YOUR OBJECTIVE>
Go through the records and copy each line where the word "screenshot" occurs.

DATA SHOWN>
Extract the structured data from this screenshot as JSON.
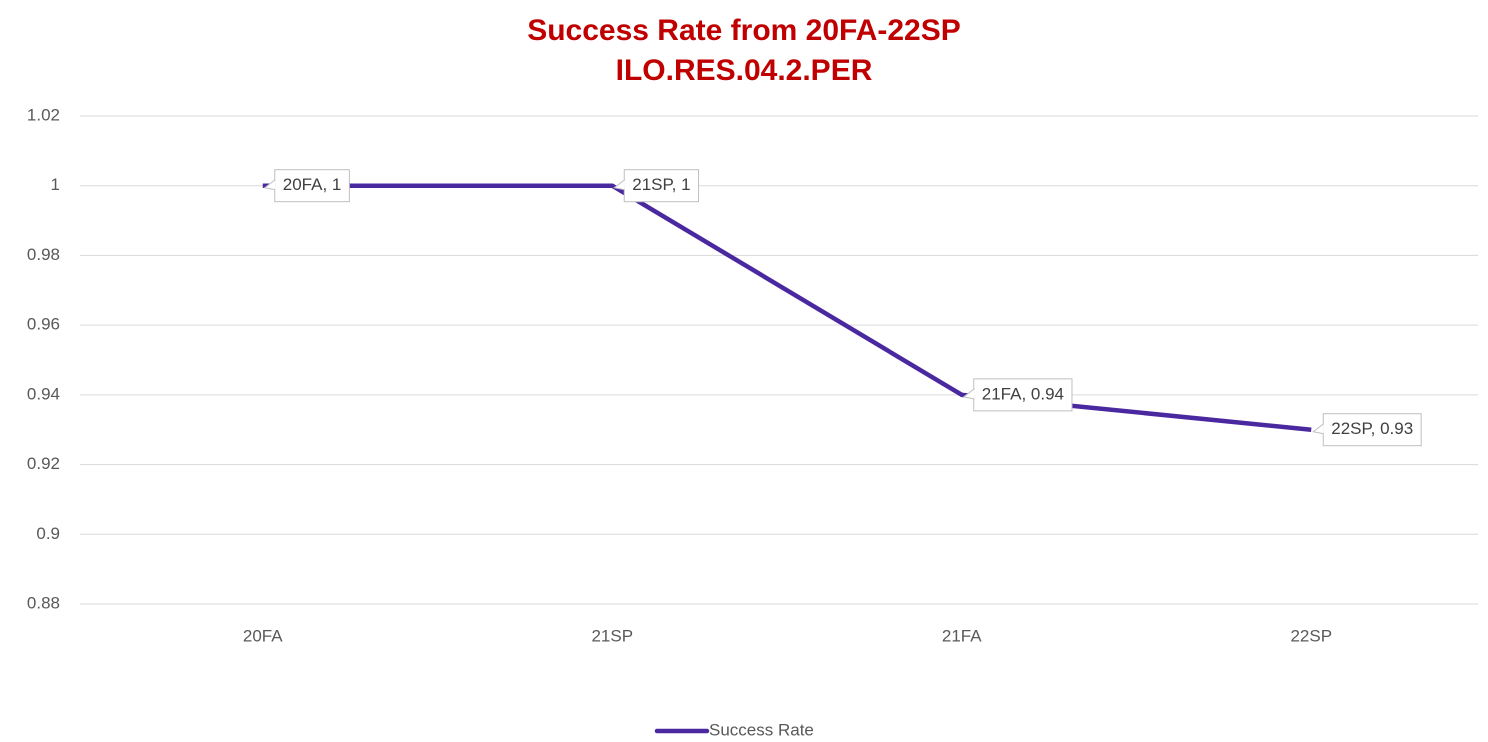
{
  "chart_data": {
    "type": "line",
    "title": "Success Rate from 20FA-22SP",
    "subtitle": "ILO.RES.04.2.PER",
    "categories": [
      "20FA",
      "21SP",
      "21FA",
      "22SP"
    ],
    "series": [
      {
        "name": "Success Rate",
        "color": "#4a28a0",
        "values": [
          1,
          1,
          0.94,
          0.93
        ],
        "value_labels": [
          "20FA, 1",
          "21SP, 1",
          "21FA, 0.94",
          "22SP, 0.93"
        ]
      }
    ],
    "ylim": [
      0.88,
      1.02
    ],
    "yticks": [
      0.88,
      0.9,
      0.92,
      0.94,
      0.96,
      0.98,
      1,
      1.02
    ],
    "grid": true,
    "legend": "bottom"
  }
}
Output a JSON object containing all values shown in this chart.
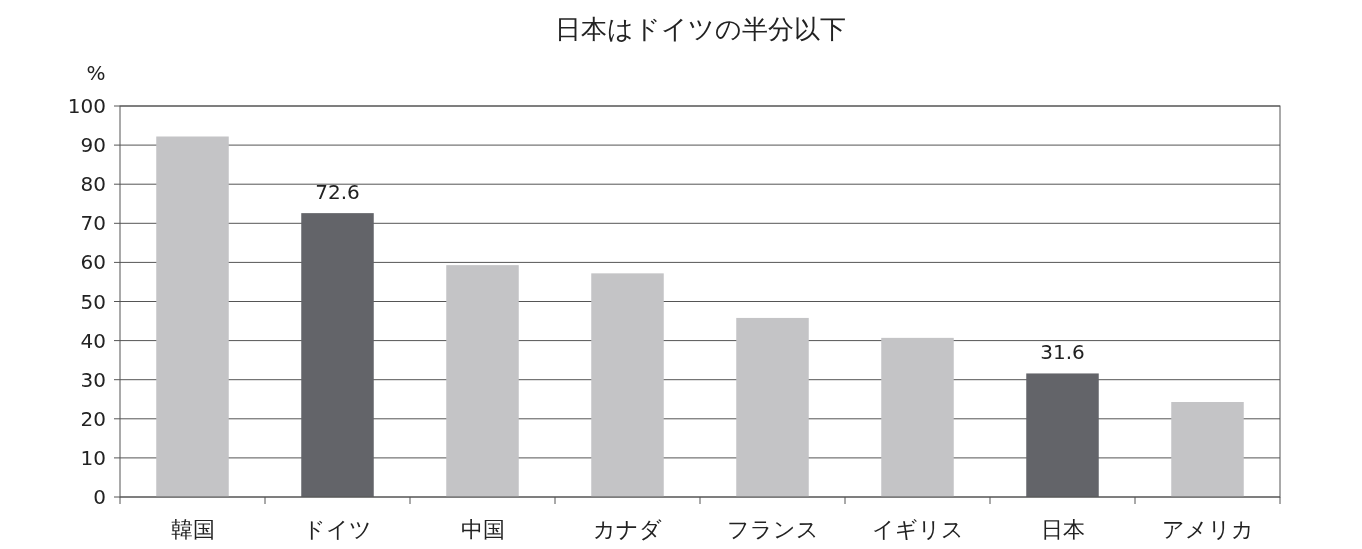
{
  "chart_data": {
    "type": "bar",
    "title": "日本はドイツの半分以下",
    "ylabel": "%",
    "categories": [
      "韓国",
      "ドイツ",
      "中国",
      "カナダ",
      "フランス",
      "イギリス",
      "日本",
      "アメリカ"
    ],
    "values": [
      92.2,
      72.6,
      59.3,
      57.2,
      45.8,
      40.7,
      31.6,
      24.3
    ],
    "colors": [
      "#c4c4c6",
      "#636469",
      "#c4c4c6",
      "#c4c4c6",
      "#c4c4c6",
      "#c4c4c6",
      "#636469",
      "#c4c4c6"
    ],
    "value_labels": [
      null,
      "72.6",
      null,
      null,
      null,
      null,
      "31.6",
      null
    ],
    "ylim": [
      0,
      100
    ],
    "yticks": [
      0,
      10,
      20,
      30,
      40,
      50,
      60,
      70,
      80,
      90,
      100
    ],
    "grid": "y"
  }
}
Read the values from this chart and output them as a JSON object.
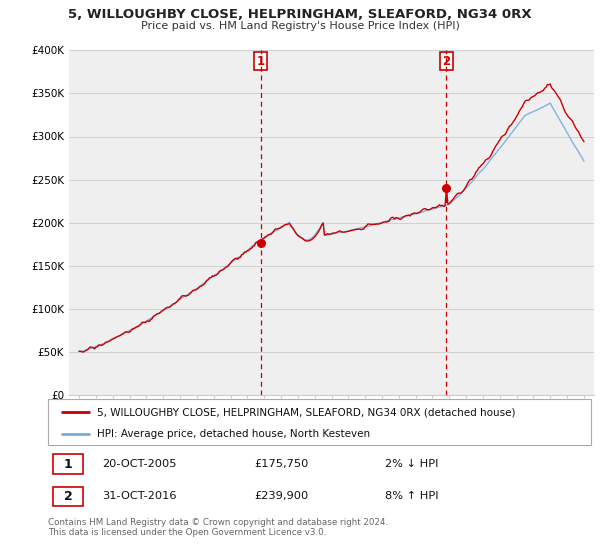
{
  "title": "5, WILLOUGHBY CLOSE, HELPRINGHAM, SLEAFORD, NG34 0RX",
  "subtitle": "Price paid vs. HM Land Registry's House Price Index (HPI)",
  "red_line_label": "5, WILLOUGHBY CLOSE, HELPRINGHAM, SLEAFORD, NG34 0RX (detached house)",
  "blue_line_label": "HPI: Average price, detached house, North Kesteven",
  "sale1_date": "20-OCT-2005",
  "sale1_price": "£175,750",
  "sale1_hpi": "2% ↓ HPI",
  "sale2_date": "31-OCT-2016",
  "sale2_price": "£239,900",
  "sale2_hpi": "8% ↑ HPI",
  "footer": "Contains HM Land Registry data © Crown copyright and database right 2024.\nThis data is licensed under the Open Government Licence v3.0.",
  "ylim": [
    0,
    400000
  ],
  "yticks": [
    0,
    50000,
    100000,
    150000,
    200000,
    250000,
    300000,
    350000,
    400000
  ],
  "ytick_labels": [
    "£0",
    "£50K",
    "£100K",
    "£150K",
    "£200K",
    "£250K",
    "£300K",
    "£350K",
    "£400K"
  ],
  "sale1_year": 2005.8,
  "sale2_year": 2016.83,
  "sale1_value": 175750,
  "sale2_value": 239900,
  "background_color": "#ffffff",
  "plot_bg_color": "#efefef",
  "red_color": "#cc0000",
  "blue_color": "#7aabe0",
  "grid_color": "#cccccc"
}
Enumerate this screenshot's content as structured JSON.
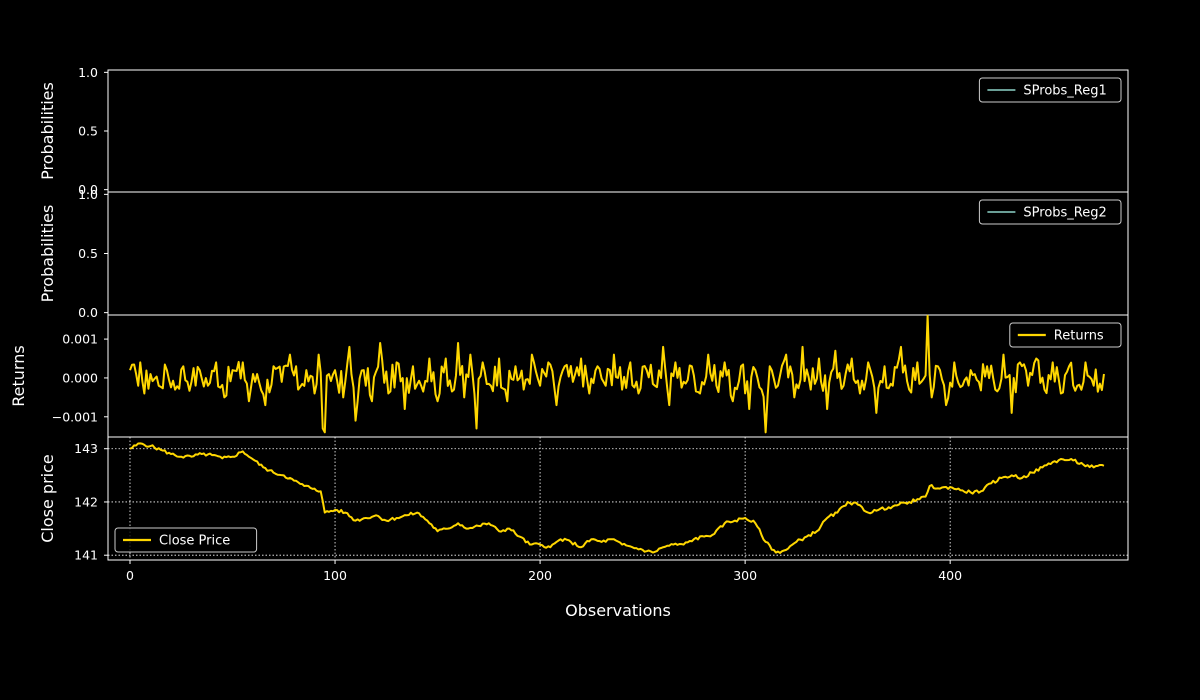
{
  "chart_data": {
    "type": "line",
    "xlabel": "Observations",
    "x_range": [
      0,
      476
    ],
    "x_ticks": [
      0,
      100,
      200,
      300,
      400
    ],
    "colors": {
      "background": "#000000",
      "frame": "#ffffff",
      "regime_line": "#8dd3c7",
      "price_line": "#ffd700",
      "grid": "#ffffff"
    },
    "panels": [
      {
        "id": "sprobs-reg1",
        "ylabel": "Probabilities",
        "ylim": [
          -0.02,
          1.02
        ],
        "y_ticks": [
          "0.0",
          "0.5",
          "1.0"
        ],
        "y_tick_values": [
          0,
          0.5,
          1
        ],
        "grid": false,
        "legend_position": "upper-right",
        "series": [
          {
            "name": "SProbs_Reg1",
            "color": "#8dd3c7",
            "values": []
          }
        ]
      },
      {
        "id": "sprobs-reg2",
        "ylabel": "Probabilities",
        "ylim": [
          -0.02,
          1.02
        ],
        "y_ticks": [
          "0.0",
          "0.5",
          "1.0"
        ],
        "y_tick_values": [
          0,
          0.5,
          1
        ],
        "grid": false,
        "legend_position": "upper-right",
        "series": [
          {
            "name": "SProbs_Reg2",
            "color": "#8dd3c7",
            "values": []
          }
        ]
      },
      {
        "id": "returns",
        "ylabel": "Returns",
        "ylim": [
          -0.00152,
          0.00162
        ],
        "y_ticks": [
          "0.001",
          "0.000",
          "−0.001"
        ],
        "y_tick_values": [
          0.001,
          0,
          -0.001
        ],
        "grid": false,
        "legend_position": "upper-right",
        "series": [
          {
            "name": "Returns",
            "color": "#ffd700",
            "keypoints": [
              [
                0,
                0.0002
              ],
              [
                3,
                0.0001
              ],
              [
                5,
                0.0004
              ],
              [
                7,
                -0.0004
              ],
              [
                10,
                0.0001
              ],
              [
                14,
                -0.0002
              ],
              [
                18,
                0.0002
              ],
              [
                22,
                -0.0003
              ],
              [
                26,
                0.0003
              ],
              [
                30,
                -0.0001
              ],
              [
                34,
                0.0002
              ],
              [
                38,
                -0.0002
              ],
              [
                42,
                0.0004
              ],
              [
                46,
                -0.0005
              ],
              [
                50,
                0.0002
              ],
              [
                55,
                0.0004
              ],
              [
                58,
                -0.0006
              ],
              [
                62,
                0.0001
              ],
              [
                66,
                -0.0007
              ],
              [
                70,
                0.0003
              ],
              [
                74,
                -0.0001
              ],
              [
                78,
                0.0006
              ],
              [
                82,
                -0.0003
              ],
              [
                86,
                0.0002
              ],
              [
                90,
                -0.0004
              ],
              [
                92,
                0.0006
              ],
              [
                94,
                -0.0013
              ],
              [
                95,
                -0.0014
              ],
              [
                97,
                0.0001
              ],
              [
                100,
                0.0002
              ],
              [
                104,
                -0.0005
              ],
              [
                107,
                0.0008
              ],
              [
                110,
                -0.0011
              ],
              [
                114,
                0.0002
              ],
              [
                118,
                -0.0006
              ],
              [
                122,
                0.0009
              ],
              [
                126,
                -0.0004
              ],
              [
                130,
                0.0004
              ],
              [
                134,
                -0.0008
              ],
              [
                138,
                0.0003
              ],
              [
                142,
                -0.0002
              ],
              [
                146,
                0.0005
              ],
              [
                150,
                -0.0006
              ],
              [
                154,
                0.0005
              ],
              [
                158,
                -0.0003
              ],
              [
                160,
                0.0009
              ],
              [
                163,
                -0.0005
              ],
              [
                166,
                0.0006
              ],
              [
                169,
                -0.0013
              ],
              [
                172,
                0.0004
              ],
              [
                176,
                -0.0002
              ],
              [
                180,
                0.0005
              ],
              [
                184,
                -0.0006
              ],
              [
                188,
                0.0003
              ],
              [
                192,
                -0.0003
              ],
              [
                196,
                0.0006
              ],
              [
                200,
                -0.0002
              ],
              [
                204,
                0.0004
              ],
              [
                208,
                -0.0007
              ],
              [
                212,
                0.0003
              ],
              [
                216,
                -0.0001
              ],
              [
                220,
                0.0005
              ],
              [
                224,
                -0.0004
              ],
              [
                228,
                0.0003
              ],
              [
                232,
                -0.0002
              ],
              [
                236,
                0.0006
              ],
              [
                240,
                -0.0003
              ],
              [
                244,
                0.0004
              ],
              [
                248,
                -0.0004
              ],
              [
                252,
                0.0002
              ],
              [
                256,
                -0.0002
              ],
              [
                260,
                0.0008
              ],
              [
                263,
                -0.0007
              ],
              [
                266,
                0.0004
              ],
              [
                270,
                -0.0001
              ],
              [
                274,
                0.0003
              ],
              [
                278,
                -0.0004
              ],
              [
                282,
                0.0006
              ],
              [
                286,
                -0.0002
              ],
              [
                290,
                0.0004
              ],
              [
                294,
                -0.0006
              ],
              [
                298,
                0.0003
              ],
              [
                302,
                -0.0008
              ],
              [
                305,
                0.0002
              ],
              [
                308,
                -0.0003
              ],
              [
                310,
                -0.0014
              ],
              [
                312,
                0.0003
              ],
              [
                316,
                -0.0002
              ],
              [
                320,
                0.0006
              ],
              [
                324,
                -0.0005
              ],
              [
                328,
                0.0008
              ],
              [
                332,
                -0.0003
              ],
              [
                336,
                0.0005
              ],
              [
                340,
                -0.0008
              ],
              [
                344,
                0.0007
              ],
              [
                348,
                -0.0002
              ],
              [
                352,
                0.0005
              ],
              [
                356,
                -0.0004
              ],
              [
                360,
                0.0004
              ],
              [
                364,
                -0.0009
              ],
              [
                368,
                0.0003
              ],
              [
                372,
                -0.0002
              ],
              [
                376,
                0.0008
              ],
              [
                380,
                -0.0003
              ],
              [
                384,
                0.0004
              ],
              [
                386,
                -0.0001
              ],
              [
                389,
                0.0016
              ],
              [
                391,
                -0.0005
              ],
              [
                394,
                0.0003
              ],
              [
                398,
                -0.0007
              ],
              [
                402,
                0.0004
              ],
              [
                406,
                -0.0002
              ],
              [
                410,
                0.0002
              ],
              [
                414,
                -0.0001
              ],
              [
                418,
                0.0003
              ],
              [
                422,
                -0.0003
              ],
              [
                426,
                0.0006
              ],
              [
                430,
                -0.0009
              ],
              [
                434,
                0.0004
              ],
              [
                438,
                -0.0002
              ],
              [
                442,
                0.0005
              ],
              [
                446,
                -0.0003
              ],
              [
                450,
                0.0004
              ],
              [
                454,
                -0.0004
              ],
              [
                458,
                0.0003
              ],
              [
                462,
                -0.0002
              ],
              [
                466,
                0.0004
              ],
              [
                470,
                -0.0002
              ],
              [
                475,
                0.0001
              ]
            ]
          }
        ]
      },
      {
        "id": "close-price",
        "ylabel": "Close price",
        "ylim": [
          140.91,
          143.22
        ],
        "y_ticks": [
          "143",
          "142",
          "141"
        ],
        "y_tick_values": [
          143,
          142,
          141
        ],
        "grid": true,
        "legend_position": "lower-left",
        "series": [
          {
            "name": "Close Price",
            "color": "#ffd700",
            "keypoints": [
              [
                0,
                143.0
              ],
              [
                5,
                143.1
              ],
              [
                10,
                143.05
              ],
              [
                15,
                142.98
              ],
              [
                20,
                142.9
              ],
              [
                25,
                142.85
              ],
              [
                30,
                142.85
              ],
              [
                35,
                142.9
              ],
              [
                40,
                142.88
              ],
              [
                45,
                142.82
              ],
              [
                50,
                142.85
              ],
              [
                55,
                142.95
              ],
              [
                60,
                142.8
              ],
              [
                65,
                142.65
              ],
              [
                70,
                142.55
              ],
              [
                75,
                142.5
              ],
              [
                80,
                142.4
              ],
              [
                85,
                142.3
              ],
              [
                90,
                142.25
              ],
              [
                93,
                142.2
              ],
              [
                95,
                141.8
              ],
              [
                100,
                141.85
              ],
              [
                105,
                141.8
              ],
              [
                110,
                141.65
              ],
              [
                115,
                141.7
              ],
              [
                120,
                141.75
              ],
              [
                125,
                141.65
              ],
              [
                130,
                141.7
              ],
              [
                135,
                141.75
              ],
              [
                140,
                141.8
              ],
              [
                145,
                141.65
              ],
              [
                150,
                141.45
              ],
              [
                155,
                141.5
              ],
              [
                160,
                141.6
              ],
              [
                165,
                141.5
              ],
              [
                170,
                141.55
              ],
              [
                175,
                141.6
              ],
              [
                180,
                141.45
              ],
              [
                185,
                141.5
              ],
              [
                190,
                141.35
              ],
              [
                195,
                141.2
              ],
              [
                200,
                141.2
              ],
              [
                205,
                141.15
              ],
              [
                210,
                141.3
              ],
              [
                215,
                141.25
              ],
              [
                220,
                141.15
              ],
              [
                225,
                141.3
              ],
              [
                230,
                141.25
              ],
              [
                235,
                141.3
              ],
              [
                240,
                141.2
              ],
              [
                245,
                141.15
              ],
              [
                250,
                141.1
              ],
              [
                255,
                141.05
              ],
              [
                260,
                141.15
              ],
              [
                265,
                141.2
              ],
              [
                270,
                141.2
              ],
              [
                275,
                141.3
              ],
              [
                280,
                141.35
              ],
              [
                285,
                141.4
              ],
              [
                290,
                141.6
              ],
              [
                295,
                141.65
              ],
              [
                300,
                141.7
              ],
              [
                305,
                141.6
              ],
              [
                310,
                141.25
              ],
              [
                315,
                141.05
              ],
              [
                320,
                141.1
              ],
              [
                325,
                141.25
              ],
              [
                330,
                141.35
              ],
              [
                335,
                141.45
              ],
              [
                340,
                141.7
              ],
              [
                345,
                141.8
              ],
              [
                350,
                142.0
              ],
              [
                355,
                141.95
              ],
              [
                360,
                141.8
              ],
              [
                365,
                141.85
              ],
              [
                370,
                141.9
              ],
              [
                375,
                141.95
              ],
              [
                380,
                142.0
              ],
              [
                385,
                142.05
              ],
              [
                388,
                142.1
              ],
              [
                390,
                142.3
              ],
              [
                395,
                142.25
              ],
              [
                400,
                142.28
              ],
              [
                405,
                142.22
              ],
              [
                410,
                142.18
              ],
              [
                415,
                142.2
              ],
              [
                420,
                142.35
              ],
              [
                425,
                142.45
              ],
              [
                430,
                142.5
              ],
              [
                435,
                142.45
              ],
              [
                440,
                142.55
              ],
              [
                445,
                142.65
              ],
              [
                450,
                142.75
              ],
              [
                455,
                142.8
              ],
              [
                460,
                142.78
              ],
              [
                465,
                142.7
              ],
              [
                470,
                142.65
              ],
              [
                475,
                142.68
              ]
            ]
          }
        ]
      }
    ]
  }
}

WRITTEN ANSWER>
Extract the structured data from this screenshot as JSON.
Enumerate this screenshot's content as structured JSON.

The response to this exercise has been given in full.